= Records for this exercise =
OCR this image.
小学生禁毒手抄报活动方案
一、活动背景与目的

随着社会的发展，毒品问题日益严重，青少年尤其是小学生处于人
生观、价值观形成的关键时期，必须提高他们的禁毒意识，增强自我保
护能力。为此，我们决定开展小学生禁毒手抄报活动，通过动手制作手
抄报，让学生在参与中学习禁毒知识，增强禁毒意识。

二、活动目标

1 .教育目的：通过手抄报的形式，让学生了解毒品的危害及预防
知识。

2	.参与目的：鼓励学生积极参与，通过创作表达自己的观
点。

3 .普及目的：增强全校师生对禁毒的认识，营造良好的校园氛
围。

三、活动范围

= Set problem =
Reproduce all the data word for word.

= Answer to this exercise =
OCR this image.
小学生禁毒手抄报活动方案
一、活动背景与目的

随着社会的发展，毒品问题日益严重，青少年尤其是小学生处于人
生观、价值观形成的关键时期，必须提高他们的禁毒意识，增强自我保
护能力。为此，我们决定开展小学生禁毒手抄报活动，通过动手制作手
抄报，让学生在参与中学习禁毒知识，增强禁毒意识。

二、活动目标

1 .教育目的：通过手抄报的形式，让学生了解毒品的危害及预防
知识。

2	.参与目的：鼓励学生积极参与，通过创作表达自己的观
点。

3 .普及目的：增强全校师生对禁毒的认识，营造良好的校园氛
围。

三、活动范围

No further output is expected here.